— START —

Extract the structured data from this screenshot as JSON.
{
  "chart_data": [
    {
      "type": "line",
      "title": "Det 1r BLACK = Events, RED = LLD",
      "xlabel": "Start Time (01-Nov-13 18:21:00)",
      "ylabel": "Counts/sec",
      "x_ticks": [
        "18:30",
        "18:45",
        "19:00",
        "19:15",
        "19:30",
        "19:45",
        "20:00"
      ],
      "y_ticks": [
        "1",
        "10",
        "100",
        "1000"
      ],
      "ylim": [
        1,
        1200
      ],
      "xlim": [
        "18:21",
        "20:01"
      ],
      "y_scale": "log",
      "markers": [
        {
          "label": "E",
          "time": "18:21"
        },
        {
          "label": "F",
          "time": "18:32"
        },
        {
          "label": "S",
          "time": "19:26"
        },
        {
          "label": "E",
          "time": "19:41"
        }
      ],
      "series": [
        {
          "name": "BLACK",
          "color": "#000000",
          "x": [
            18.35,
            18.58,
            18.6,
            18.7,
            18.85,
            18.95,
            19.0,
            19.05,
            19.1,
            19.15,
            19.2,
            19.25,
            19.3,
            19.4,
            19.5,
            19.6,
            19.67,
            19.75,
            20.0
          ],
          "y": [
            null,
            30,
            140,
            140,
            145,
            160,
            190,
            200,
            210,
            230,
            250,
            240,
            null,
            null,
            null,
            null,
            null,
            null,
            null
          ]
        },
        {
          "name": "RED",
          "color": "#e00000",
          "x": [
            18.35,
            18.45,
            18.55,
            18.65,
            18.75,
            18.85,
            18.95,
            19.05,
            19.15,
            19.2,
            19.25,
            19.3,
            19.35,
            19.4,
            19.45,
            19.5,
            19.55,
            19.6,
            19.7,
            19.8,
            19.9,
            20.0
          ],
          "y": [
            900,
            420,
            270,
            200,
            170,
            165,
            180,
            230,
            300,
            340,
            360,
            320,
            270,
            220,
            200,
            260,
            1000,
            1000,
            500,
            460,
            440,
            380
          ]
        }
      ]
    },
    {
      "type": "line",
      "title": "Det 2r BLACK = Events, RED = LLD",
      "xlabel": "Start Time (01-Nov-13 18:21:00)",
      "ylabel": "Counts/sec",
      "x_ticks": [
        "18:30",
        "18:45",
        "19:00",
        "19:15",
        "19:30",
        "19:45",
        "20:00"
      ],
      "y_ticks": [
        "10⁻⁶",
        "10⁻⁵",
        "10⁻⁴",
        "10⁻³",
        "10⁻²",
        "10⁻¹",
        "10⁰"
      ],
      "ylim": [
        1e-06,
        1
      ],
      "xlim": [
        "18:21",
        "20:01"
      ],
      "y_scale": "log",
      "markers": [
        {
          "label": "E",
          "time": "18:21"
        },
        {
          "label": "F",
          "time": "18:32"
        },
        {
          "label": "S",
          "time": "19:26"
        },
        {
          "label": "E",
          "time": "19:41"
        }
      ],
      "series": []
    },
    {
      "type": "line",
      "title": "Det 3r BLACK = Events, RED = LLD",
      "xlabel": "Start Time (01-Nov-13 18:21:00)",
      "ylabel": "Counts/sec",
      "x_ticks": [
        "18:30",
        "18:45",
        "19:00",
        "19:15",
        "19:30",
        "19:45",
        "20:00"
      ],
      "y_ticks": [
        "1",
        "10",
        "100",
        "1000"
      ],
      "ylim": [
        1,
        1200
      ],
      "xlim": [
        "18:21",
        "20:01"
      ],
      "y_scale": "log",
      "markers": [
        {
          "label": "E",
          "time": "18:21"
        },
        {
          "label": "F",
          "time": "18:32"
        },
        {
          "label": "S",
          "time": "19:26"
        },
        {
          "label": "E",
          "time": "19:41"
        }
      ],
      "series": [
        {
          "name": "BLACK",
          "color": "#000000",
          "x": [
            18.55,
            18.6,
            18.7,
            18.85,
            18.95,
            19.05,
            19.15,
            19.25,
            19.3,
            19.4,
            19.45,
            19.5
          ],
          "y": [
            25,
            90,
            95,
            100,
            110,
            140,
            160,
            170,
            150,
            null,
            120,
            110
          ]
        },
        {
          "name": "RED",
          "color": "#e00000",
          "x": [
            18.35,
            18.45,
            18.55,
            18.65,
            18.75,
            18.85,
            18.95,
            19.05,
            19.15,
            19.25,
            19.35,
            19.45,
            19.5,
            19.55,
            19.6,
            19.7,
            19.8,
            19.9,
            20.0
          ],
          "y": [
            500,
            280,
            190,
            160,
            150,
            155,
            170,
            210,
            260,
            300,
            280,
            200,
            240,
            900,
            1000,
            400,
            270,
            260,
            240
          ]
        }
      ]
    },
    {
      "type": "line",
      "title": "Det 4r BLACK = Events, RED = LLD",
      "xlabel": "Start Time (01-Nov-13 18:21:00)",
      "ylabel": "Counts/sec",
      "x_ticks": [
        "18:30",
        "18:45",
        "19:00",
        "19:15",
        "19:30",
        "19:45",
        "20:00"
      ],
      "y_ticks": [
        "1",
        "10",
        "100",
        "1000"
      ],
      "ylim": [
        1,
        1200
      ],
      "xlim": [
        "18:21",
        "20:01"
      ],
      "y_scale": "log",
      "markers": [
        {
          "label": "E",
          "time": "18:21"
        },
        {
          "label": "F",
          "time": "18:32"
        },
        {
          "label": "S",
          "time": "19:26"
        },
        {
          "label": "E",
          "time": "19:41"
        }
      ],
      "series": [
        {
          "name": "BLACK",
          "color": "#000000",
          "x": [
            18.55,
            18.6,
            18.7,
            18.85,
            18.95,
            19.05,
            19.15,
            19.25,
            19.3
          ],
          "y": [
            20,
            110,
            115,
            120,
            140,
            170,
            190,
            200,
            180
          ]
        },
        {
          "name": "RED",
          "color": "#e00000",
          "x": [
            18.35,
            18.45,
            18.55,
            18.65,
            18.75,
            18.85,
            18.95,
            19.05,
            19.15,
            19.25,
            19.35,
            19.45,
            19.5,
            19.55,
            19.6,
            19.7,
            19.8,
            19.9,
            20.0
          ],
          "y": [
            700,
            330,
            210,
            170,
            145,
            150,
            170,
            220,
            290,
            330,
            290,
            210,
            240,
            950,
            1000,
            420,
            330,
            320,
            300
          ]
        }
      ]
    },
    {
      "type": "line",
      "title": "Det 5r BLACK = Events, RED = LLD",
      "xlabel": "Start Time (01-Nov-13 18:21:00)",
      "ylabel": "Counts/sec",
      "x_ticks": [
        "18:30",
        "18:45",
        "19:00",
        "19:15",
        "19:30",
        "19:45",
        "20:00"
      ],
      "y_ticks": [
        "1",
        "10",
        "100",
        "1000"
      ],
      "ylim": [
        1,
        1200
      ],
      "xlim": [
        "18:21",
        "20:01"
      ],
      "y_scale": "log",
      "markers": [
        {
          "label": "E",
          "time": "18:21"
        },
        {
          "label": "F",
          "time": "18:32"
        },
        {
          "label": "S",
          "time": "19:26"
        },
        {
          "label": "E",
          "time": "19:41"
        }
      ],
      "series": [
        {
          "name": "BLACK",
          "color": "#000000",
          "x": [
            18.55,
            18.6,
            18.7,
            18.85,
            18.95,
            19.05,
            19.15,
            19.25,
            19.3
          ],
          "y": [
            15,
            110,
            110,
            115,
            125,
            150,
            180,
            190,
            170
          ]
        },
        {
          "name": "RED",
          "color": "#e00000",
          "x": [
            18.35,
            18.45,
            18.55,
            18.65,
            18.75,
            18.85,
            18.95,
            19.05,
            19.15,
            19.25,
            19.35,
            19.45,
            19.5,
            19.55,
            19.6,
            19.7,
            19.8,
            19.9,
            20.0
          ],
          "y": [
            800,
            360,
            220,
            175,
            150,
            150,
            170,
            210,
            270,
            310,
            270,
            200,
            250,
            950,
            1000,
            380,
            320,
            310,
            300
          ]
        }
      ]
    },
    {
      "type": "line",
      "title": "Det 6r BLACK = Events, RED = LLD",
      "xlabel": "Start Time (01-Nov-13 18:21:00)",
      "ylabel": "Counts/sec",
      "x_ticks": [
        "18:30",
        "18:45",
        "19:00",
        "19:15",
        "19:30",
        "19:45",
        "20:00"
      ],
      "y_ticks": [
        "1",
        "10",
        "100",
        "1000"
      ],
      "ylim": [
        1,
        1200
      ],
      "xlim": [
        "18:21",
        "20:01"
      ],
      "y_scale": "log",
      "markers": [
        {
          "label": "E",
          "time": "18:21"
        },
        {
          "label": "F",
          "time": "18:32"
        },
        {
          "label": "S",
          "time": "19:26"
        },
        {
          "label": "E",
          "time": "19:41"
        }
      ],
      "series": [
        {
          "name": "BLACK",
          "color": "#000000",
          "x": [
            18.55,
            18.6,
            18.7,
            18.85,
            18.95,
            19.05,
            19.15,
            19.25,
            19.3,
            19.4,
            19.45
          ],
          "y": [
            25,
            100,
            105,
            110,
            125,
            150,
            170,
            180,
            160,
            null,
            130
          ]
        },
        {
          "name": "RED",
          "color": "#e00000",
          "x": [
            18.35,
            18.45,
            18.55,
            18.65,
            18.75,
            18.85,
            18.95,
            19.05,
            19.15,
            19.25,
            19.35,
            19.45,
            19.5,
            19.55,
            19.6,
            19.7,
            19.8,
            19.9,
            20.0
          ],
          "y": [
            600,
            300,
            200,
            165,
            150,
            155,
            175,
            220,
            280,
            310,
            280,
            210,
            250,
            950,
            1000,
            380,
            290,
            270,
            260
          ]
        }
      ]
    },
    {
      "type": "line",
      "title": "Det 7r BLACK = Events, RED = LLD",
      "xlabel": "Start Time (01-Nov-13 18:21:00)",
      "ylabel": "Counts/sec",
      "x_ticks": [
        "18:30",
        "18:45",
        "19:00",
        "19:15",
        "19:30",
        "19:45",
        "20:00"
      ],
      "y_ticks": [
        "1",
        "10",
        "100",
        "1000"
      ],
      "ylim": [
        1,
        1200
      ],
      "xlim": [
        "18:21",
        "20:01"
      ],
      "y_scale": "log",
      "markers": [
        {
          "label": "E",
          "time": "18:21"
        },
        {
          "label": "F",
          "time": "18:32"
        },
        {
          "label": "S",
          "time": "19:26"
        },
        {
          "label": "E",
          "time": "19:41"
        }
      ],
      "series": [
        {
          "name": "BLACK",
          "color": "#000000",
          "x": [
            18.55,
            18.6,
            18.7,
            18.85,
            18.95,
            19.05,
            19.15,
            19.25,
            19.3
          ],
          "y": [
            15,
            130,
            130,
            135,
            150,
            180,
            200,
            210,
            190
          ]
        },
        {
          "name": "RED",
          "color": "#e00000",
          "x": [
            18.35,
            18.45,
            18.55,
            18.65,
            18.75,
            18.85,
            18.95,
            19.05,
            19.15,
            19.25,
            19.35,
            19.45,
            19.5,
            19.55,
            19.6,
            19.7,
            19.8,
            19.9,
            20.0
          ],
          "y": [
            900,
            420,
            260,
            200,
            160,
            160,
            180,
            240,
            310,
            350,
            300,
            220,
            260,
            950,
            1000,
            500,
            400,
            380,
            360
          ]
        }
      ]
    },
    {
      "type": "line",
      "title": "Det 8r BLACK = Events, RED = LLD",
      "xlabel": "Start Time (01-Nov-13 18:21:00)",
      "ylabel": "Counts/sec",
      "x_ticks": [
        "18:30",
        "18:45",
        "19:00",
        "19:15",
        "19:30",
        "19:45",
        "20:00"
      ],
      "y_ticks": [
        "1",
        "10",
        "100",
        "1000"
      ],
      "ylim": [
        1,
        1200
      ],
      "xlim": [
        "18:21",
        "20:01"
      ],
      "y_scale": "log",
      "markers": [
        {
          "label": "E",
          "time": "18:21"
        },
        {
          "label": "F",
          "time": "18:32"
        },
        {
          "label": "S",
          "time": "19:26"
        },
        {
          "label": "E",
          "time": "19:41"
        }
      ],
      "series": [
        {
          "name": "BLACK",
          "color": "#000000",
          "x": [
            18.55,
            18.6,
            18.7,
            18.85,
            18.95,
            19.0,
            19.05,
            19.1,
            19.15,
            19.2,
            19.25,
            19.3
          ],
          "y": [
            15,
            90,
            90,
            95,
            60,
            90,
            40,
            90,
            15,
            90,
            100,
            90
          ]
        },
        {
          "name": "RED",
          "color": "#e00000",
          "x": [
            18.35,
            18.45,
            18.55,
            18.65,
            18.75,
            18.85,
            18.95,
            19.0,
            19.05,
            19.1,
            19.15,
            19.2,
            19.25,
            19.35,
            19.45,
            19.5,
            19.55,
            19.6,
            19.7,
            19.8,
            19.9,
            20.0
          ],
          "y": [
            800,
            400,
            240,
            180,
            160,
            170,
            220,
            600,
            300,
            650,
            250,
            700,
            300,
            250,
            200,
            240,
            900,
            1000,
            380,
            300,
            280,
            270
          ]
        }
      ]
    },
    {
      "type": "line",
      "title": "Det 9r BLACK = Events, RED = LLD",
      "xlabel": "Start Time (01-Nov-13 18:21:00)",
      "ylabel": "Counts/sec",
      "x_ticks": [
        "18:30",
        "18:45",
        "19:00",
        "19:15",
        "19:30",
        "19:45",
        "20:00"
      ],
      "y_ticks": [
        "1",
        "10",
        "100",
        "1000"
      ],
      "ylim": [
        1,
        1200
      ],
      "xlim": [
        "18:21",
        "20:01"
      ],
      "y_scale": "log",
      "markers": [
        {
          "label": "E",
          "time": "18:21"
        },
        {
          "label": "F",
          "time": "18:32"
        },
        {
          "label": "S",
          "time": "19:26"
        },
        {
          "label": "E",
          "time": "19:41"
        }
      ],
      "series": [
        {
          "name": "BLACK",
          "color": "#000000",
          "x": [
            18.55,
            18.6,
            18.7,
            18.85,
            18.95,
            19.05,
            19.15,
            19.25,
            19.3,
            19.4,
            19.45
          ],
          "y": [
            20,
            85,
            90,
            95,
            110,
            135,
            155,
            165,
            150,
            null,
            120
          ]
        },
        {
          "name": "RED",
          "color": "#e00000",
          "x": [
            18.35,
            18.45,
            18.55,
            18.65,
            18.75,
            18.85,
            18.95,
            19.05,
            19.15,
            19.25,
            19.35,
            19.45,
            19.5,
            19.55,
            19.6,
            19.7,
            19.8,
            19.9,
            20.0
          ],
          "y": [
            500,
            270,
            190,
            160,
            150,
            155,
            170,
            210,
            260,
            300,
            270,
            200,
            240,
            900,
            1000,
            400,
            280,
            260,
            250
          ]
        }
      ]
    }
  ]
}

— END —

**EXERCISE PROMPT**
Gather from the records above every line containing the string "Events".

**ANSWER TO THE TASK**
      "title": "Det 1r BLACK = Events, RED = LLD",
      "title": "Det 2r BLACK = Events, RED = LLD",
      "title": "Det 3r BLACK = Events, RED = LLD",
      "title": "Det 4r BLACK = Events, RED = LLD",
      "title": "Det 5r BLACK = Events, RED = LLD",
      "title": "Det 6r BLACK = Events, RED = LLD",
      "title": "Det 7r BLACK = Events, RED = LLD",
      "title": "Det 8r BLACK = Events, RED = LLD",
      "title": "Det 9r BLACK = Events, RED = LLD",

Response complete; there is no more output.